■ GIVEN EXERCISE
Pull every "AuNC" line out of the data below.

------------

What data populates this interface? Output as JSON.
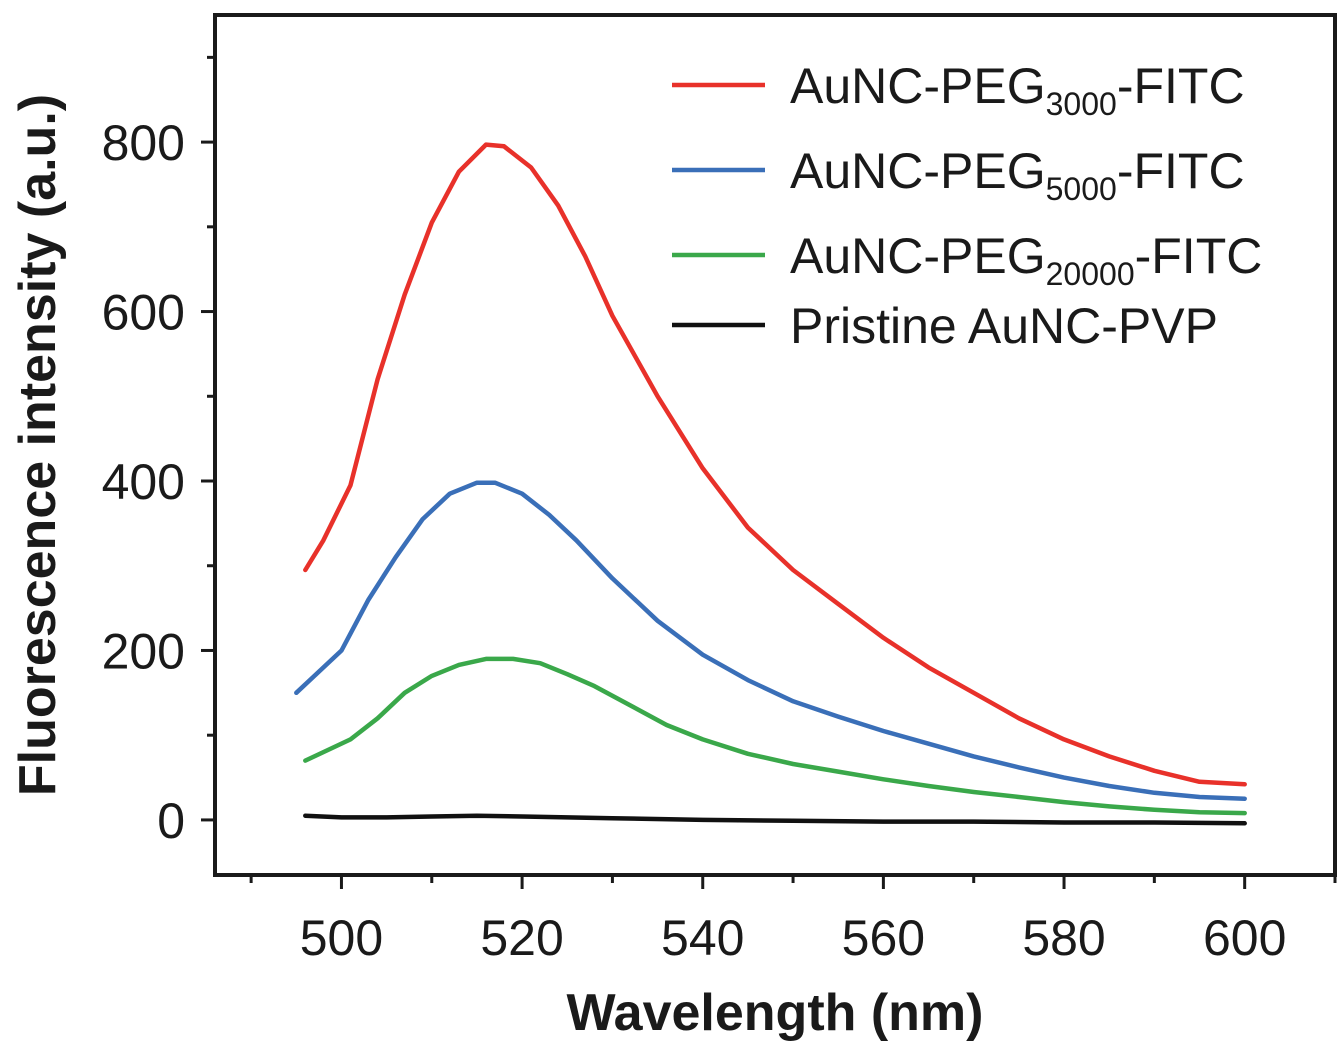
{
  "chart_data": {
    "type": "line",
    "title": "",
    "xlabel": "Wavelength (nm)",
    "ylabel": "Fluorescence intensity (a.u.)",
    "xlim": [
      486,
      610
    ],
    "ylim": [
      -65,
      950
    ],
    "xticks": [
      500,
      520,
      540,
      560,
      580,
      600
    ],
    "xtick_labels": [
      "500",
      "520",
      "540",
      "560",
      "580",
      "600"
    ],
    "yticks": [
      0,
      200,
      400,
      600,
      800
    ],
    "ytick_labels": [
      "0",
      "200",
      "400",
      "600",
      "800"
    ],
    "grid": false,
    "legend_position": "top-right",
    "series": [
      {
        "name": "AuNC-PEG3000-FITC",
        "label_main": "AuNC-PEG",
        "label_sub": "3000",
        "label_suffix": "-FITC",
        "color": "#e8312a",
        "x": [
          496,
          498,
          501,
          504,
          507,
          510,
          513,
          516,
          518,
          521,
          524,
          527,
          530,
          535,
          540,
          545,
          550,
          555,
          560,
          565,
          570,
          575,
          580,
          585,
          590,
          595,
          600
        ],
        "y": [
          295,
          330,
          395,
          520,
          620,
          705,
          765,
          797,
          795,
          770,
          725,
          665,
          595,
          500,
          415,
          345,
          295,
          255,
          215,
          180,
          150,
          120,
          95,
          75,
          58,
          45,
          42
        ]
      },
      {
        "name": "AuNC-PEG5000-FITC",
        "label_main": "AuNC-PEG",
        "label_sub": "5000",
        "label_suffix": "-FITC",
        "color": "#3a6fb8",
        "x": [
          495,
          497,
          500,
          503,
          506,
          509,
          512,
          515,
          517,
          520,
          523,
          526,
          530,
          535,
          540,
          545,
          550,
          555,
          560,
          565,
          570,
          575,
          580,
          585,
          590,
          595,
          600
        ],
        "y": [
          150,
          170,
          200,
          260,
          310,
          355,
          385,
          398,
          398,
          385,
          360,
          330,
          285,
          235,
          195,
          165,
          140,
          122,
          105,
          90,
          75,
          62,
          50,
          40,
          32,
          27,
          25
        ]
      },
      {
        "name": "AuNC-PEG20000-FITC",
        "label_main": "AuNC-PEG",
        "label_sub": "20000",
        "label_suffix": "-FITC",
        "color": "#3aa84a",
        "x": [
          496,
          498,
          501,
          504,
          507,
          510,
          513,
          516,
          519,
          522,
          525,
          528,
          532,
          536,
          540,
          545,
          550,
          555,
          560,
          565,
          570,
          575,
          580,
          585,
          590,
          595,
          600
        ],
        "y": [
          70,
          80,
          95,
          120,
          150,
          170,
          183,
          190,
          190,
          185,
          172,
          158,
          135,
          112,
          95,
          78,
          66,
          57,
          48,
          40,
          33,
          27,
          21,
          16,
          12,
          9,
          8
        ]
      },
      {
        "name": "Pristine AuNC-PVP",
        "label_main": "Pristine AuNC-PVP",
        "label_sub": "",
        "label_suffix": "",
        "color": "#111111",
        "x": [
          496,
          500,
          505,
          510,
          515,
          520,
          525,
          530,
          540,
          550,
          560,
          570,
          580,
          590,
          600
        ],
        "y": [
          5,
          3,
          3,
          4,
          5,
          4,
          3,
          2,
          0,
          -1,
          -2,
          -2,
          -3,
          -3,
          -4
        ]
      }
    ]
  }
}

------------

■ EXERCISE ANSWER
        "name": "AuNC-PEG3000-FITC",
        "label_main": "AuNC-PEG",
        "name": "AuNC-PEG5000-FITC",
        "label_main": "AuNC-PEG",
        "name": "AuNC-PEG20000-FITC",
        "label_main": "AuNC-PEG",
        "name": "Pristine AuNC-PVP",
        "label_main": "Pristine AuNC-PVP",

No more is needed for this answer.